> EXERCISE BRIEF: Where the string "ADMINISTRATIVA" occurs in the material below, report the whole line.

- - - -

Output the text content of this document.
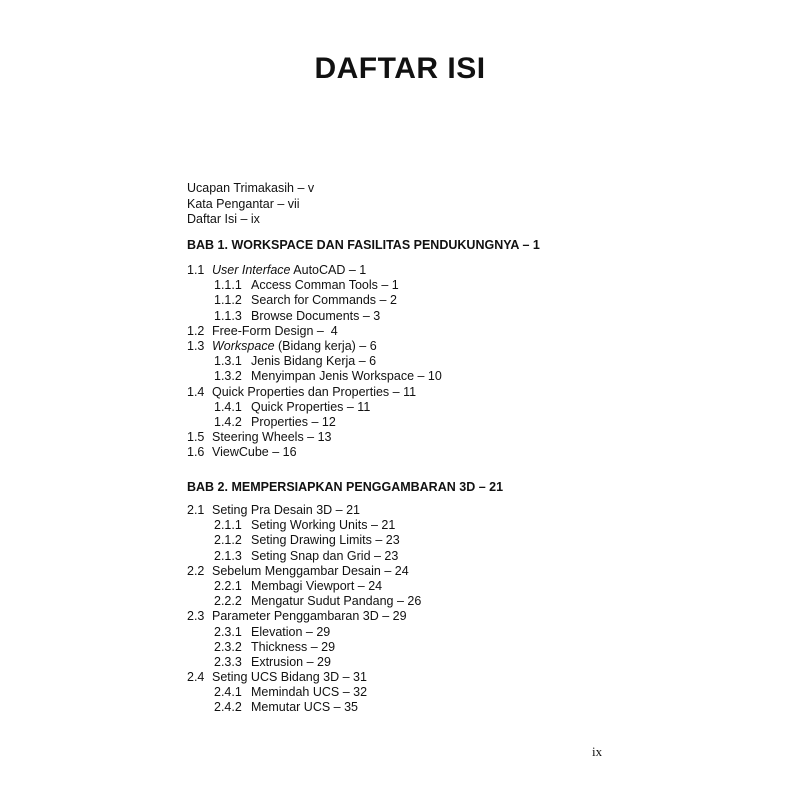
DAFTAR ISI
Ucapan Trimakasih – v
Kata Pengantar – vii
Daftar Isi – ix
BAB 1. WORKSPACE DAN FASILITAS PENDUKUNGNYA – 1
1.1 User Interface AutoCAD – 1
1.1.1 Access Comman Tools – 1
1.1.2 Search for Commands – 2
1.1.3 Browse Documents – 3
1.2 Free-Form Design –  4
1.3 Workspace (Bidang kerja) – 6
1.3.1 Jenis Bidang Kerja – 6
1.3.2 Menyimpan Jenis Workspace – 10
1.4 Quick Properties dan Properties – 11
1.4.1 Quick Properties – 11
1.4.2 Properties – 12
1.5 Steering Wheels – 13
1.6 ViewCube – 16
BAB 2. MEMPERSIAPKAN PENGGAMBARAN 3D – 21
2.1 Seting Pra Desain 3D – 21
2.1.1 Seting Working Units – 21
2.1.2 Seting Drawing Limits – 23
2.1.3 Seting Snap dan Grid – 23
2.2 Sebelum Menggambar Desain – 24
2.2.1 Membagi Viewport – 24
2.2.2 Mengatur Sudut Pandang – 26
2.3 Parameter Penggambaran 3D – 29
2.3.1 Elevation – 29
2.3.2 Thickness – 29
2.3.3 Extrusion – 29
2.4 Seting UCS Bidang 3D – 31
2.4.1 Memindah UCS – 32
2.4.2 Memutar UCS – 35
ix
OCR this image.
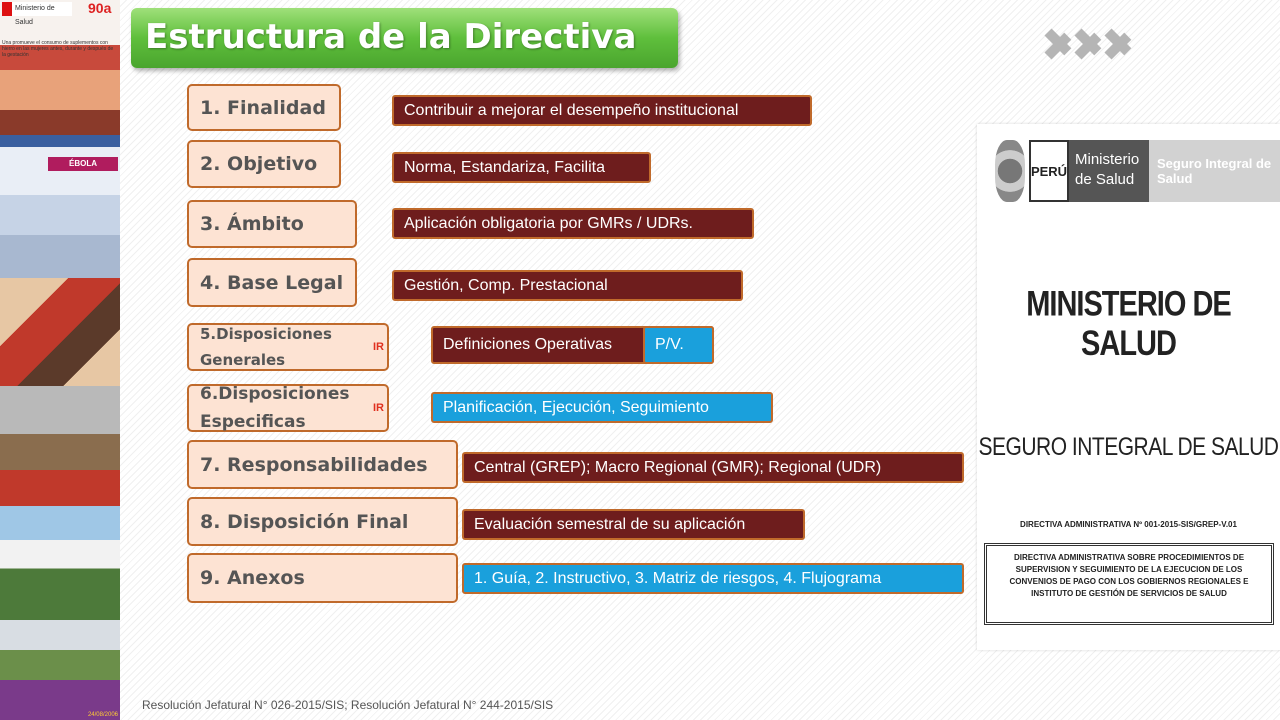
Ministerio de Salud
90a
Una promueve el consumo de suplementos con hierro en las mujeres antes, durante y después de la gestación
ÉBOLA
24/08/2006
Estructura de la Directiva
1. Finalidad
2. Objetivo
3. Ámbito
4. Base Legal
5.Disposiciones
Generales
IR
6.Disposiciones
Especificas
IR
7. Responsabilidades
8. Disposición Final
9. Anexos
Contribuir a mejorar el desempeño institucional
Norma, Estandariza, Facilita
Aplicación obligatoria por GMRs / UDRs.
Gestión, Comp. Prestacional
Definiciones Operativas	P/V.
Planificación, Ejecución, Seguimiento
Central (GREP); Macro Regional (GMR); Regional (UDR)
Evaluación semestral de su aplicación
1. Guía, 2. Instructivo, 3. Matriz de riesgos, 4. Flujograma
PERÚ
Ministerio
de Salud
Seguro Integral de Salud
MINISTERIO DE SALUD
SEGURO INTEGRAL DE SALUD
DIRECTIVA ADMINISTRATIVA Nº 001-2015-SIS/GREP-V.01
DIRECTIVA ADMINISTRATIVA SOBRE PROCEDIMIENTOS DE SUPERVISION Y SEGUIMIENTO DE LA EJECUCION DE LOS CONVENIOS DE PAGO CON LOS GOBIERNOS REGIONALES E INSTITUTO DE GESTIÓN DE SERVICIOS DE SALUD
Resolución Jefatural N° 026-2015/SIS; Resolución Jefatural N° 244-2015/SIS
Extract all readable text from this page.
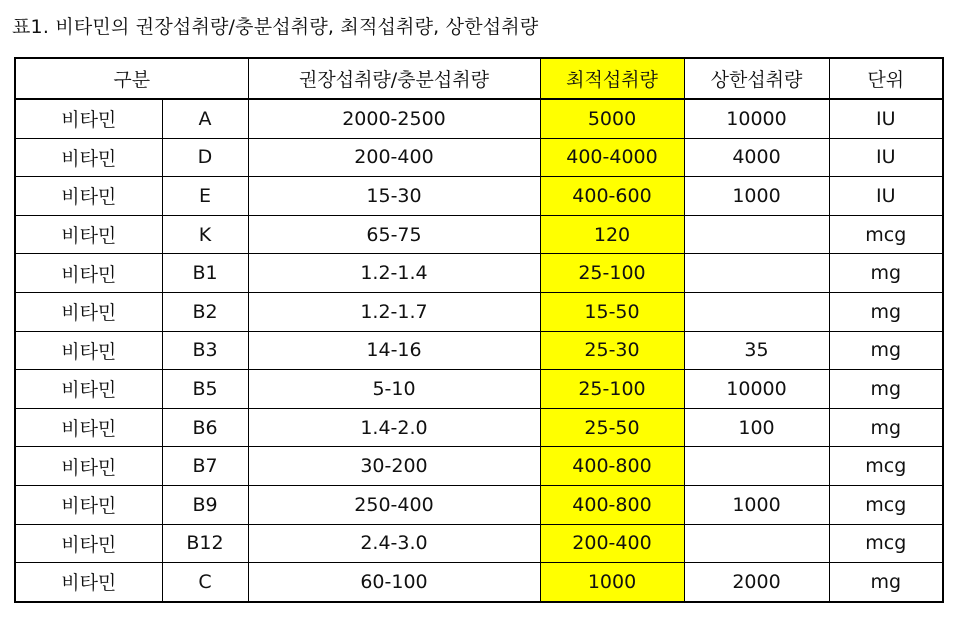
표1. 비타민의 권장섭취량/충분섭취량, 최적섭취량, 상한섭취량
구분		권장섭취량/충분섭취량	최적섭취량	상한섭취량	단위
비타민	A	2000-2500	5000	10000	IU
비타민	D	200-400	400-4000	4000	IU
비타민	E	15-30	400-600	1000	IU
비타민	K	65-75	120		mcg
비타민	B1	1.2-1.4	25-100		mg
비타민	B2	1.2-1.7	15-50		mg
비타민	B3	14-16	25-30	35	mg
비타민	B5	5-10	25-100	10000	mg
비타민	B6	1.4-2.0	25-50	100	mg
비타민	B7	30-200	400-800		mcg
비타민	B9	250-400	400-800	1000	mcg
비타민	B12	2.4-3.0	200-400		mcg
비타민	C	60-100	1000	2000	mg
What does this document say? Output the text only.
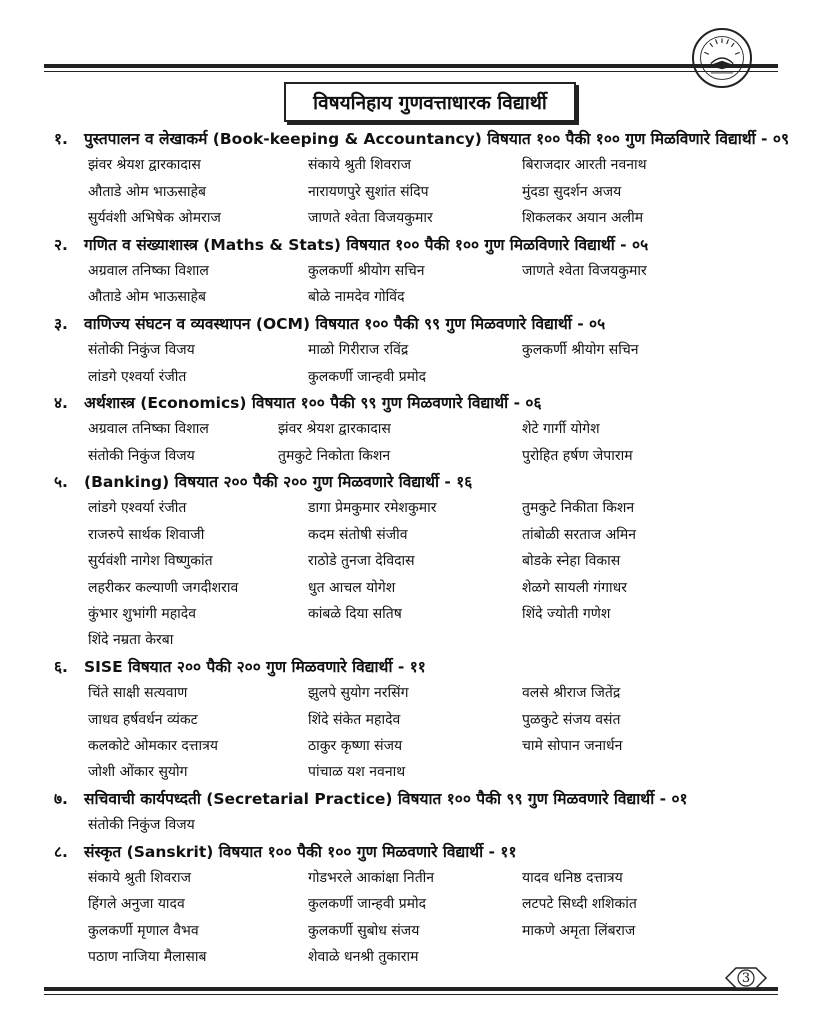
विषयनिहाय गुणवत्ताधारक विद्यार्थी
१. पुस्तपालन व लेखाकर्म (Book-keeping & Accountancy) विषयात १०० पैकी १०० गुण मिळविणारे विद्यार्थी - ०९
झंवर श्रेयश द्वारकादास	संकाये श्रुती शिवराज	बिराजदार आरती नवनाथ
औताडे ओम भाऊसाहेब	नारायणपुरे सुशांत संदिप	मुंदडा सुदर्शन अजय
सुर्यवंशी अभिषेक ओमराज	जाणते श्वेता विजयकुमार	शिकलकर अयान अलीम
२. गणित व संख्याशास्त्र (Maths & Stats) विषयात १०० पैकी १०० गुण मिळविणारे विद्यार्थी - ०५
अग्रवाल तनिष्का विशाल	कुलकर्णी श्रीयोग सचिन	जाणते श्वेता विजयकुमार
औताडे ओम भाऊसाहेब	बोळे नामदेव गोविंद
३. वाणिज्य संघटन व व्यवस्थापन (OCM) विषयात १०० पैकी ९९ गुण मिळवणारे विद्यार्थी - ०५
संतोकी निकुंज विजय	माळो गिरीराज रविंद्र	कुलकर्णी श्रीयोग सचिन
लांडगे एश्वर्या रंजीत	कुलकर्णी जान्हवी प्रमोद
४. अर्थशास्त्र (Economics) विषयात १०० पैकी ९९ गुण मिळवणारे विद्यार्थी - ०६
अग्रवाल तनिष्का विशाल	झंवर श्रेयश द्वारकादास	शेटे गार्गी योगेश
संतोकी निकुंज विजय	तुमकुटे निकोता किशन	पुरोहित हर्षण जेपाराम
५. (Banking) विषयात २०० पैकी २०० गुण मिळवणारे विद्यार्थी - १६
लांडगे एश्वर्या रंजीत	डागा प्रेमकुमार रमेशकुमार	तुमकुटे निकीता किशन
राजरुपे सार्थक शिवाजी	कदम संतोषी संजीव	तांबोळी सरताज अमिन
सुर्यवंशी नागेश विष्णुकांत	राठोडे तुनजा देविदास	बोडके स्नेहा विकास
लहरीकर कल्याणी जगदीशराव	धुत आचल योगेश	शेळगे सायली गंगाधर
कुंभार शुभांगी महादेव	कांबळे दिया सतिष	शिंदे ज्योती गणेश
शिंदे नम्रता केरबा
६. SISE विषयात २०० पैकी २०० गुण मिळवणारे विद्यार्थी - ११
चिंते साक्षी सत्यवाण	झुलपे सुयोग नरसिंग	वलसे श्रीराज जितेंद्र
जाधव हर्षवर्धन व्यंकट	शिंदे संकेत महादेव	पुळकुटे संजय वसंत
कलकोटे ओमकार दत्तात्रय	ठाकुर कृष्णा संजय	चामे सोपान जनार्धन
जोशी ओंकार सुयोग	पांचाळ यश नवनाथ
७. सचिवाची कार्यपध्दती (Secretarial Practice) विषयात १०० पैकी ९९ गुण मिळवणारे विद्यार्थी - ०१
संतोकी निकुंज विजय
८. संस्कृत (Sanskrit) विषयात १०० पैकी १०० गुण मिळवणारे विद्यार्थी - ११
संकाये श्रुती शिवराज	गोडभरले आकांक्षा नितीन	यादव धनिष्ठ दत्तात्रय
हिंगले अनुजा यादव	कुलकर्णी जान्हवी प्रमोद	लटपटे सिध्दी शशिकांत
कुलकर्णी मृणाल वैभव	कुलकर्णी सुबोध संजय	माकणे अमृता लिंबराज
पठाण नाजिया मैलासाब	शेवाळे धनश्री तुकाराम
3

- - - -

> OUTPUT OF THE TASK:
DIRECTIVA ADMINISTRATIVA Nº 001-2015-SIS/GREP-V.01
DIRECTIVA ADMINISTRATIVA SOBRE PROCEDIMIENTOS DE SUPERVISION Y SEGUIMIENTO DE LA EJECUCION DE LOS CONVENIOS DE PAGO CON LOS GOBIERNOS REGIONALES E INSTITUTO DE GESTIÓN DE SERVICIOS DE SALUD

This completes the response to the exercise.